_Task input_
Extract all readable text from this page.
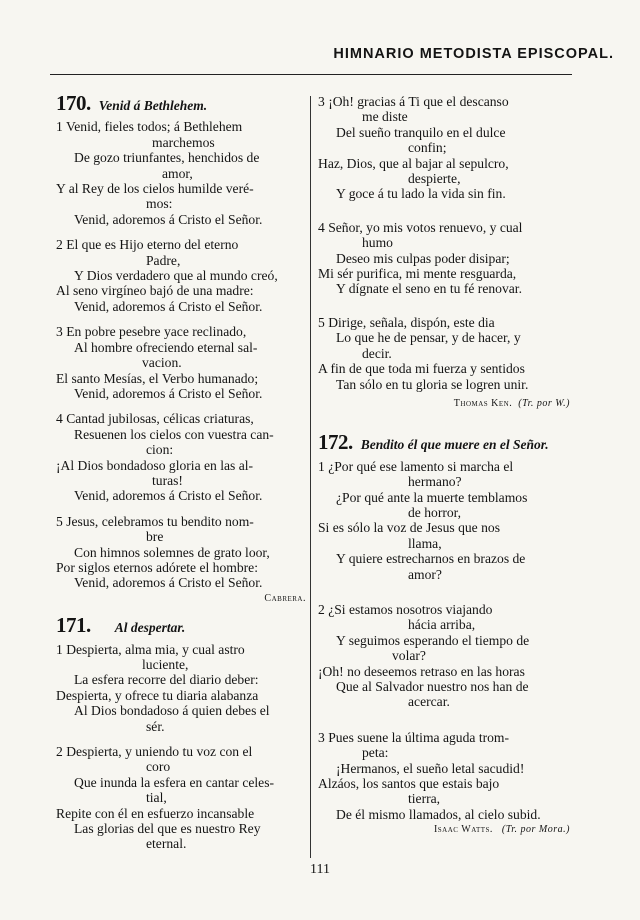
HIMNARIO METODISTA EPISCOPAL.
170. Venid á Bethlehem.
1 Venid, fieles todos; á Bethlehem
marchemos
De gozo triunfantes, henchidos de
amor,
Y al Rey de los cielos humilde veré-
mos:
Venid, adoremos á Cristo el Señor.
2 El que es Hijo eterno del eterno
Padre,
Y Dios verdadero que al mundo creó,
Al seno virgíneo bajó de una madre:
Venid, adoremos á Cristo el Señor.
3 En pobre pesebre yace reclinado,
Al hombre ofreciendo eternal sal-
vacion.
El santo Mesías, el Verbo humanado;
Venid, adoremos á Cristo el Señor.
4 Cantad jubilosas, célicas criaturas,
Resuenen los cielos con vuestra can-
cion:
¡Al Dios bondadoso gloria en las al-
turas!
Venid, adoremos á Cristo el Señor.
5 Jesus, celebramos tu bendito nom-
bre
Con himnos solemnes de grato loor,
Por siglos eternos adórete el hombre:
Venid, adoremos á Cristo el Señor.
Cabrera.
171. Al despertar.
1 Despierta, alma mia, y cual astro
luciente,
La esfera recorre del diario deber:
Despierta, y ofrece tu diaria alabanza
Al Dios bondadoso á quien debes el
sér.
2 Despierta, y uniendo tu voz con el
coro
Que inunda la esfera en cantar celes-
tial,
Repite con él en esfuerzo incansable
Las glorias del que es nuestro Rey
eternal.
3 ¡Oh! gracias á Ti que el descanso
me diste
Del sueño tranquilo en el dulce
confin;
Haz, Dios, que al bajar al sepulcro,
despierte,
Y goce á tu lado la vida sin fin.
4 Señor, yo mis votos renuevo, y cual
humo
Deseo mis culpas poder disipar;
Mi sér purifica, mi mente resguarda,
Y dígnate el seno en tu fé renovar.
5 Dirige, señala, dispón, este dia
Lo que he de pensar, y de hacer, y
decir.
A fin de que toda mi fuerza y sentidos
Tan sólo en tu gloria se logren unir.
Thomas Ken. (Tr. por W.)
172. Bendito él que muere en el Señor.
1 ¿Por qué ese lamento si marcha el
hermano?
¿Por qué ante la muerte temblamos
de horror,
Si es sólo la voz de Jesus que nos
llama,
Y quiere estrecharnos en brazos de
amor?
2 ¿Si estamos nosotros viajando
hácia arriba,
Y seguimos esperando el tiempo de
volar?
¡Oh! no deseemos retraso en las horas
Que al Salvador nuestro nos han de
acercar.
3 Pues suene la última aguda trom-
peta:
¡Hermanos, el sueño letal sacudid!
Alzáos, los santos que estais bajo
tierra,
De él mismo llamados, al cielo subid.
Isaac Watts. (Tr. por Mora.)
111
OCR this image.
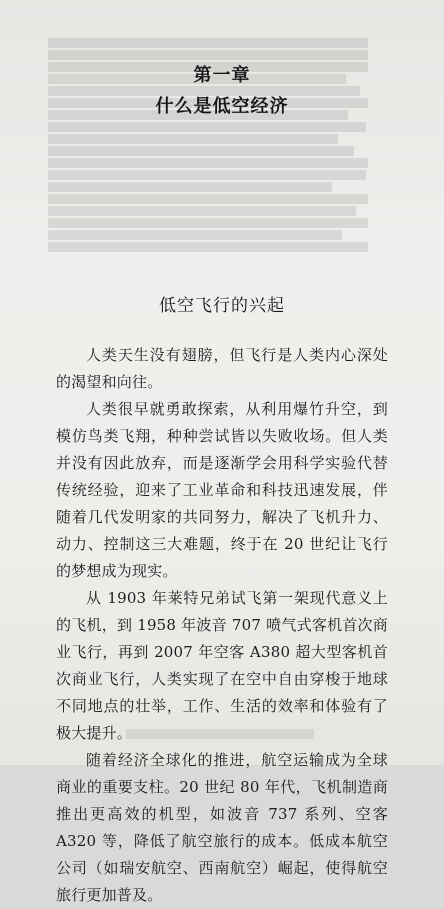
第一章
什么是低空经济
低空飞行的兴起

人类天生没有翅膀，但飞行是人类内心深处的渴望和向往。

人类很早就勇敢探索，从利用爆竹升空，到模仿鸟类飞翔，种种尝试皆以失败收场。但人类并没有因此放弃，而是逐渐学会用科学实验代替传统经验，迎来了工业革命和科技迅速发展，伴随着几代发明家的共同努力，解决了飞机升力、动力、控制这三大难题，终于在 20 世纪让飞行的梦想成为现实。

从 1903 年莱特兄弟试飞第一架现代意义上的飞机，到 1958 年波音 707 喷气式客机首次商业飞行，再到 2007 年空客 A380 超大型客机首次商业飞行，人类实现了在空中自由穿梭于地球不同地点的壮举，工作、生活的效率和体验有了极大提升。

随着经济全球化的推进，航空运输成为全球商业的重要支柱。20 世纪 80 年代，飞机制造商推出更高效的机型，如波音 737 系列、空客 A320 等，降低了航空旅行的成本。低成本航空公司（如瑞安航空、西南航空）崛起，使得航空旅行更加普及。
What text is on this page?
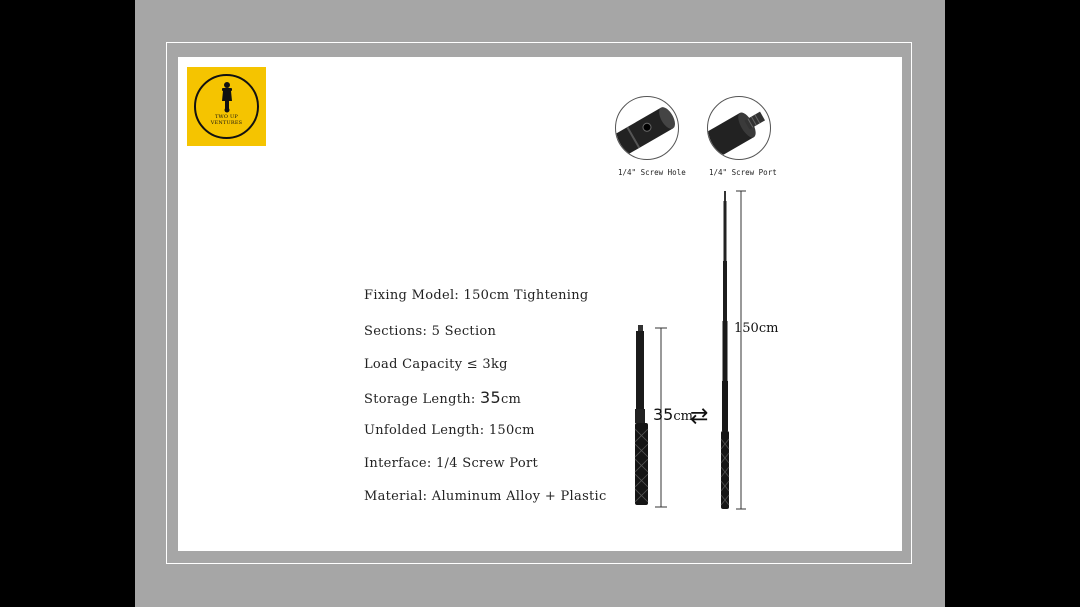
TWO UP
VENTURES
1/4" Screw Hole	1/4" Screw Port
Fixing Model: 150cm Tightening
Sections: 5 Section
Load Capacity ≤ 3kg
Storage Length: 35cm
Unfolded Length: 150cm
Interface: 1/4 Screw Port
Material: Aluminum Alloy + Plastic
35cm
⇄
150cm
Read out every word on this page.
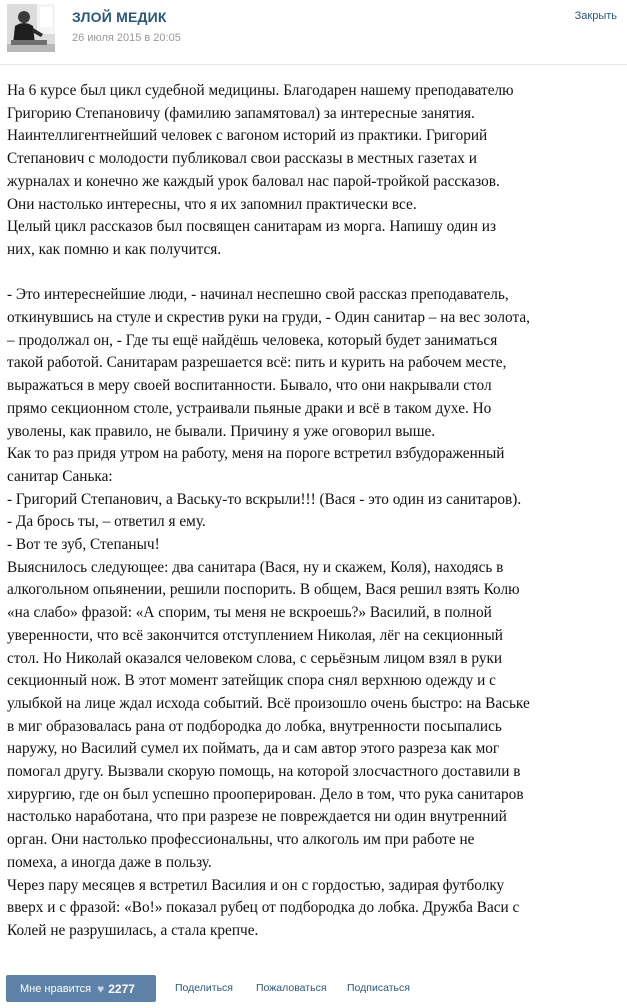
ЗЛОЙ МЕДИК
26 июля 2015 в 20:05
Закрыть

На 6 курсе был цикл судебной медицины. Благодарен нашему преподавателю

Григорию Степановичу (фамилию запамятовал) за интересные занятия.

Наинтеллигентнейший человек с вагоном историй из практики. Григорий

Степанович с молодости публиковал свои рассказы в местных газетах и

журналах и конечно же каждый урок баловал нас парой-тройкой рассказов.

Они настолько интересны, что я их запомнил практически все.

Целый цикл рассказов был посвящен санитарам из морга. Напишу один из

них, как помню и как получится.

- Это интереснейшие люди, - начинал неспешно свой рассказ преподаватель,

откинувшись на стуле и скрестив руки на груди, - Один санитар – на вес золота,

– продолжал он, - Где ты ещё найдёшь человека, который будет заниматься

такой работой. Санитарам разрешается всё: пить и курить на рабочем месте,

выражаться в меру своей воспитанности. Бывало, что они накрывали стол

прямо секционном столе, устраивали пьяные драки и всё в таком духе. Но

уволены, как правило, не бывали. Причину я уже оговорил выше.

Как то раз придя утром на работу, меня на пороге встретил взбудораженный

санитар Санька:

- Григорий Степанович, а Ваську-то вскрыли!!! (Вася - это один из санитаров).

- Да брось ты, – ответил я ему.

- Вот те зуб, Степаныч!

Выяснилось следующее: два санитара (Вася, ну и скажем, Коля), находясь в

алкогольном опьянении, решили поспорить. В общем, Вася решил взять Колю

«на слабо» фразой: «А спорим, ты меня не вскроешь?» Василий, в полной

уверенности, что всё закончится отступлением Николая, лёг на секционный

стол. Но Николай оказался человеком слова, с серьёзным лицом взял в руки

секционный нож. В этот момент затейщик спора снял верхнюю одежду и с

улыбкой на лице ждал исхода событий. Всё произошло очень быстро: на Ваське

в миг образовалась рана от подбородка до лобка, внутренности посыпались

наружу, но Василий сумел их поймать, да и сам автор этого разреза как мог

помогал другу. Вызвали скорую помощь, на которой злосчастного доставили в

хирургию, где он был успешно прооперирован. Дело в том, что рука санитаров

настолько наработана, что при разрезе не повреждается ни один внутренний

орган. Они настолько профессиональны, что алкоголь им при работе не

помеха, а иногда даже в пользу.

Через пару месяцев я встретил Василия и он с гордостью, задирая футболку

вверх и с фразой: «Во!» показал рубец от подбородка до лобка. Дружба Васи с

Колей не разрушилась, а стала крепче.

Мне нравится ♥ 2277	Поделиться Пожаловаться Подписаться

_Do this_
Every entry above should be duplicated exactly. Do not include the images.

_Written reply_
Extract all readable text from this page.
HIMNARIO METODISTA EPISCOPAL.
170. Venid á Bethlehem.
1 Venid, fieles todos; á Bethlehem
marchemos
De gozo triunfantes, henchidos de
amor,
Y al Rey de los cielos humilde veré-
mos:
Venid, adoremos á Cristo el Señor.
2 El que es Hijo eterno del eterno
Padre,
Y Dios verdadero que al mundo creó,
Al seno virgíneo bajó de una madre:
Venid, adoremos á Cristo el Señor.
3 En pobre pesebre yace reclinado,
Al hombre ofreciendo eternal sal-
vacion.
El santo Mesías, el Verbo humanado;
Venid, adoremos á Cristo el Señor.
4 Cantad jubilosas, célicas criaturas,
Resuenen los cielos con vuestra can-
cion:
¡Al Dios bondadoso gloria en las al-
turas!
Venid, adoremos á Cristo el Señor.
5 Jesus, celebramos tu bendito nom-
bre
Con himnos solemnes de grato loor,
Por siglos eternos adórete el hombre:
Venid, adoremos á Cristo el Señor.
Cabrera.
171. Al despertar.
1 Despierta, alma mia, y cual astro
luciente,
La esfera recorre del diario deber:
Despierta, y ofrece tu diaria alabanza
Al Dios bondadoso á quien debes el
sér.
2 Despierta, y uniendo tu voz con el
coro
Que inunda la esfera en cantar celes-
tial,
Repite con él en esfuerzo incansable
Las glorias del que es nuestro Rey
eternal.
3 ¡Oh! gracias á Ti que el descanso
me diste
Del sueño tranquilo en el dulce
confin;
Haz, Dios, que al bajar al sepulcro,
despierte,
Y goce á tu lado la vida sin fin.
4 Señor, yo mis votos renuevo, y cual
humo
Deseo mis culpas poder disipar;
Mi sér purifica, mi mente resguarda,
Y dígnate el seno en tu fé renovar.
5 Dirige, señala, dispón, este dia
Lo que he de pensar, y de hacer, y
decir.
A fin de que toda mi fuerza y sentidos
Tan sólo en tu gloria se logren unir.
Thomas Ken. (Tr. por W.)
172. Bendito él que muere en el Señor.
1 ¿Por qué ese lamento si marcha el
hermano?
¿Por qué ante la muerte temblamos
de horror,
Si es sólo la voz de Jesus que nos
llama,
Y quiere estrecharnos en brazos de
amor?
2 ¿Si estamos nosotros viajando
hácia arriba,
Y seguimos esperando el tiempo de
volar?
¡Oh! no deseemos retraso en las horas
Que al Salvador nuestro nos han de
acercar.
3 Pues suene la última aguda trom-
peta:
¡Hermanos, el sueño letal sacudid!
Alzáos, los santos que estais bajo
tierra,
De él mismo llamados, al cielo subid.
Isaac Watts. (Tr. por Mora.)
111
OCR this image.
第一章
什么是低空经济
低空飞行的兴起

人类天生没有翅膀，但飞行是人类内心深处的渴望和向往。

人类很早就勇敢探索，从利用爆竹升空，到模仿鸟类飞翔，种种尝试皆以失败收场。但人类并没有因此放弃，而是逐渐学会用科学实验代替传统经验，迎来了工业革命和科技迅速发展，伴随着几代发明家的共同努力，解决了飞机升力、动力、控制这三大难题，终于在 20 世纪让飞行的梦想成为现实。

从 1903 年莱特兄弟试飞第一架现代意义上的飞机，到 1958 年波音 707 喷气式客机首次商业飞行，再到 2007 年空客 A380 超大型客机首次商业飞行，人类实现了在空中自由穿梭于地球不同地点的壮举，工作、生活的效率和体验有了极大提升。

随着经济全球化的推进，航空运输成为全球商业的重要支柱。20 世纪 80 年代，飞机制造商推出更高效的机型，如波音 737 系列、空客 A320 等，降低了航空旅行的成本。低成本航空公司（如瑞安航空、西南航空）崛起，使得航空旅行更加普及。
What text is on this page?
TWO UP
VENTURES
1/4" Screw Hole	1/4" Screw Port
Fixing Model: 150cm Tightening
Sections: 5 Section
Load Capacity ≤ 3kg
Storage Length: 35cm
Unfolded Length: 150cm
Interface: 1/4 Screw Port
Material: Aluminum Alloy + Plastic
35cm
⇄
150cm
Read out every word on this page.
ЗЛОЙ МЕДИК
26 июля 2015 в 20:05
Закрыть

На 6 курсе был цикл судебной медицины. Благодарен нашему преподавателю

Григорию Степановичу (фамилию запамятовал) за интересные занятия.

Наинтеллигентнейший человек с вагоном историй из практики. Григорий

Степанович с молодости публиковал свои рассказы в местных газетах и

журналах и конечно же каждый урок баловал нас парой-тройкой рассказов.

Они настолько интересны, что я их запомнил практически все.

Целый цикл рассказов был посвящен санитарам из морга. Напишу один из

них, как помню и как получится.

- Это интереснейшие люди, - начинал неспешно свой рассказ преподаватель,

откинувшись на стуле и скрестив руки на груди, - Один санитар – на вес золота,

– продолжал он, - Где ты ещё найдёшь человека, который будет заниматься

такой работой. Санитарам разрешается всё: пить и курить на рабочем месте,

выражаться в меру своей воспитанности. Бывало, что они накрывали стол

прямо секционном столе, устраивали пьяные драки и всё в таком духе. Но

уволены, как правило, не бывали. Причину я уже оговорил выше.

Как то раз придя утром на работу, меня на пороге встретил взбудораженный

санитар Санька:

- Григорий Степанович, а Ваську-то вскрыли!!! (Вася - это один из санитаров).

- Да брось ты, – ответил я ему.

- Вот те зуб, Степаныч!

Выяснилось следующее: два санитара (Вася, ну и скажем, Коля), находясь в

алкогольном опьянении, решили поспорить. В общем, Вася решил взять Колю

«на слабо» фразой: «А спорим, ты меня не вскроешь?» Василий, в полной

уверенности, что всё закончится отступлением Николая, лёг на секционный

стол. Но Николай оказался человеком слова, с серьёзным лицом взял в руки

секционный нож. В этот момент затейщик спора снял верхнюю одежду и с

улыбкой на лице ждал исхода событий. Всё произошло очень быстро: на Ваське

в миг образовалась рана от подбородка до лобка, внутренности посыпались

наружу, но Василий сумел их поймать, да и сам автор этого разреза как мог

помогал другу. Вызвали скорую помощь, на которой злосчастного доставили в

хирургию, где он был успешно прооперирован. Дело в том, что рука санитаров

настолько наработана, что при разрезе не повреждается ни один внутренний

орган. Они настолько профессиональны, что алкоголь им при работе не

помеха, а иногда даже в пользу.

Через пару месяцев я встретил Василия и он с гордостью, задирая футболку

вверх и с фразой: «Во!» показал рубец от подбородка до лобка. Дружба Васи с

Колей не разрушилась, а стала крепче.

Мне нравится ♥ 2277	Поделиться Пожаловаться Подписаться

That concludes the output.